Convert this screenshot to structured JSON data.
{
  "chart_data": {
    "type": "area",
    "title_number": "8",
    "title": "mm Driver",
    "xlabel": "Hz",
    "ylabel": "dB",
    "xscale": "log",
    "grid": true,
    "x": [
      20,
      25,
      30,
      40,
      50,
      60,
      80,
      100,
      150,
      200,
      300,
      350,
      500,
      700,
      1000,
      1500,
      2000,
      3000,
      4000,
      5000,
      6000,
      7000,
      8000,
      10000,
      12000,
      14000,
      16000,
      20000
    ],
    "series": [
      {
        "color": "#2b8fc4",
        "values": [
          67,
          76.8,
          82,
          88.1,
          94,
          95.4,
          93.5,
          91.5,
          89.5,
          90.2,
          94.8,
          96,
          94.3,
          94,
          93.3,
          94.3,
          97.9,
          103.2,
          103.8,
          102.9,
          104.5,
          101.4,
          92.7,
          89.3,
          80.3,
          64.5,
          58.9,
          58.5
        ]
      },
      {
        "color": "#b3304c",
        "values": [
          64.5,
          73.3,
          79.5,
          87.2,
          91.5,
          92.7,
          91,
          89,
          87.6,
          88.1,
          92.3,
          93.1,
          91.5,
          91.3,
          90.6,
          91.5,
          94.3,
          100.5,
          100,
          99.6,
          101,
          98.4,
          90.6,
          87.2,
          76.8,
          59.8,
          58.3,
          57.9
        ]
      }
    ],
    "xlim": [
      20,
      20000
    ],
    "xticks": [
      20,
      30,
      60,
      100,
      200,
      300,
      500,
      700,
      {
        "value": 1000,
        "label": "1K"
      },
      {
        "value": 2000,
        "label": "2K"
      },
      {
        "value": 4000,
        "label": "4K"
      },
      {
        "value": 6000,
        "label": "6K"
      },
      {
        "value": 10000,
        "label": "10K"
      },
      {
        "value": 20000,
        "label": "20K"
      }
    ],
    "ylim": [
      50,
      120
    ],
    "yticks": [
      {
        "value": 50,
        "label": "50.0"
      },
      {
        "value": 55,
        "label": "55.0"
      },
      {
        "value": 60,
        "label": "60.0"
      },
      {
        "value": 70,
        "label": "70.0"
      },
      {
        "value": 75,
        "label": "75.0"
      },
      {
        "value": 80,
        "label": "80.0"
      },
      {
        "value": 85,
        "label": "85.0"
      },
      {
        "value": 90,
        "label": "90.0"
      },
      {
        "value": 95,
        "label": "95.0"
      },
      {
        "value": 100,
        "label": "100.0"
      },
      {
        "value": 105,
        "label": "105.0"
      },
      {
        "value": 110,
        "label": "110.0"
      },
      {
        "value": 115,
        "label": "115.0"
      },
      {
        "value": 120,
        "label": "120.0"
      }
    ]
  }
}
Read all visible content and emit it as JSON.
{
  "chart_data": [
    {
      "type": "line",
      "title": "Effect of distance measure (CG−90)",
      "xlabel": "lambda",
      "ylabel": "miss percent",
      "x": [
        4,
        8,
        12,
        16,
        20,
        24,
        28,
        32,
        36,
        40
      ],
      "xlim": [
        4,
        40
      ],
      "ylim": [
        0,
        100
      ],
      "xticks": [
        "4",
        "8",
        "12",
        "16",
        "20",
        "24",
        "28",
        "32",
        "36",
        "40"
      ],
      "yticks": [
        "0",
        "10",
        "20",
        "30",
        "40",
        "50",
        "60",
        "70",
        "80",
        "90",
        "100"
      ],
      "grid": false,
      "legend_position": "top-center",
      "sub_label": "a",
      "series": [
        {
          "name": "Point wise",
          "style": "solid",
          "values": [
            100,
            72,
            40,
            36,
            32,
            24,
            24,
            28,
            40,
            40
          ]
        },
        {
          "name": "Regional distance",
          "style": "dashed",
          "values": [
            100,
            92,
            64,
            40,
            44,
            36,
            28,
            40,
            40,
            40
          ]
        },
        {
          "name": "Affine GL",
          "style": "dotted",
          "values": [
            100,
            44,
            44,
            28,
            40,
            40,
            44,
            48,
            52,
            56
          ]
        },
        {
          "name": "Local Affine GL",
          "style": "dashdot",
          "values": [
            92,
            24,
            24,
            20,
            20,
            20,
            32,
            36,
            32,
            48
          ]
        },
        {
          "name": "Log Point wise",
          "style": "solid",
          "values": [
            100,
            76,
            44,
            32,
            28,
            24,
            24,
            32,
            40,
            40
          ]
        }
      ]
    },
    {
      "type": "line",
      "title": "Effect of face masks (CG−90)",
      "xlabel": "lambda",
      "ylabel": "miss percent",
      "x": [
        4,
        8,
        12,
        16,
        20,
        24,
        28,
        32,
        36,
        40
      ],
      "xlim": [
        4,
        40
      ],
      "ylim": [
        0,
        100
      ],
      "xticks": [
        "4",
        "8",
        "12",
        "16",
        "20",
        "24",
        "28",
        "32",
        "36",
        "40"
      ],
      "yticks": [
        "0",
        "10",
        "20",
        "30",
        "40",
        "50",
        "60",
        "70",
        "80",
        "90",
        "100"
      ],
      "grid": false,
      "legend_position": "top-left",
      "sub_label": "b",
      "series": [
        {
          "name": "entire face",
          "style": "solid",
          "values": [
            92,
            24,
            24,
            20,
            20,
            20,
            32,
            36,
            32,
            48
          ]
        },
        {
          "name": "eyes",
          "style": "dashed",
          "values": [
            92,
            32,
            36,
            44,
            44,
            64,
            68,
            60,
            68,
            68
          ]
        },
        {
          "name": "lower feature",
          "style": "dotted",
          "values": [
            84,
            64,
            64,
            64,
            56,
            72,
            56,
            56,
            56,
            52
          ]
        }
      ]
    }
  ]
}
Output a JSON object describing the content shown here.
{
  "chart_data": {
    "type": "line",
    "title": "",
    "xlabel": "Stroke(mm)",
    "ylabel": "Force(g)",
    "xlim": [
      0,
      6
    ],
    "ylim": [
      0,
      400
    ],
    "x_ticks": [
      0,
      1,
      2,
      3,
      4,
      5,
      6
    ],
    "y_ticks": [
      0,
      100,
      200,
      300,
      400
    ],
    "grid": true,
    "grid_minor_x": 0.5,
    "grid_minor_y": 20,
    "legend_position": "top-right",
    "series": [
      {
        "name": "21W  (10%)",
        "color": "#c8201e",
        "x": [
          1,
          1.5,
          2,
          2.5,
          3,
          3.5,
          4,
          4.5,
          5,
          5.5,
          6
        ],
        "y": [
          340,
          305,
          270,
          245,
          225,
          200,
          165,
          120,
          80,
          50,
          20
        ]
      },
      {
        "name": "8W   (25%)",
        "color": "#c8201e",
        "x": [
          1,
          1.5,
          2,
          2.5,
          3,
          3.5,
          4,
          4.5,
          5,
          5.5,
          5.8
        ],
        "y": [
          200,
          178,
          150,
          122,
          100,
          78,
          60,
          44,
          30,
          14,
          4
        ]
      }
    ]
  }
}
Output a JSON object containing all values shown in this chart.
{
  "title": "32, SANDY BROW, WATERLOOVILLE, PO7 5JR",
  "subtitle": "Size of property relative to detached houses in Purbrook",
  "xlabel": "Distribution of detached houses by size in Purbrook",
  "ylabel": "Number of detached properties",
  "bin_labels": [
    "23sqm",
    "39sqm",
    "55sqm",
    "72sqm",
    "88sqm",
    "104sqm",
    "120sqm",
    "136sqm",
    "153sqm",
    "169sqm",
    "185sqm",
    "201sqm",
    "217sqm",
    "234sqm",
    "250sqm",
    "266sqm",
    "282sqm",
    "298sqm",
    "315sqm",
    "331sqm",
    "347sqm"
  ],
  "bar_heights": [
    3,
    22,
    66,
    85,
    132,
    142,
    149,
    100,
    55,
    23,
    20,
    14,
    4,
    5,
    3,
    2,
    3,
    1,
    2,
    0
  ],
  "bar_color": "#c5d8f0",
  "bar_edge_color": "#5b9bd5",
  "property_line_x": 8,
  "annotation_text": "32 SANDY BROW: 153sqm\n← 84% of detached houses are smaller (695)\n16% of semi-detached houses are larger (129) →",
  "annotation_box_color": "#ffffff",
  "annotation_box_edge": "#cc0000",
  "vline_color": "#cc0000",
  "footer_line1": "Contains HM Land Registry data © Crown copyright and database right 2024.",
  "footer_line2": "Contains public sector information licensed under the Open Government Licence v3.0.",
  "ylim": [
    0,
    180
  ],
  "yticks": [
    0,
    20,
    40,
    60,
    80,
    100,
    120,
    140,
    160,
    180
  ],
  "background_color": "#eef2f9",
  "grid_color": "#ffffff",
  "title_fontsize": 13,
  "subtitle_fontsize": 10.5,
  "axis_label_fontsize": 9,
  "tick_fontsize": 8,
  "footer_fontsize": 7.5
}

GIVEN REQUEST: Scan the data above and copy every line with "Purbrook" in it.

FULL SOLUTION:
  "subtitle": "Size of property relative to detached houses in Purbrook",
  "xlabel": "Distribution of detached houses by size in Purbrook",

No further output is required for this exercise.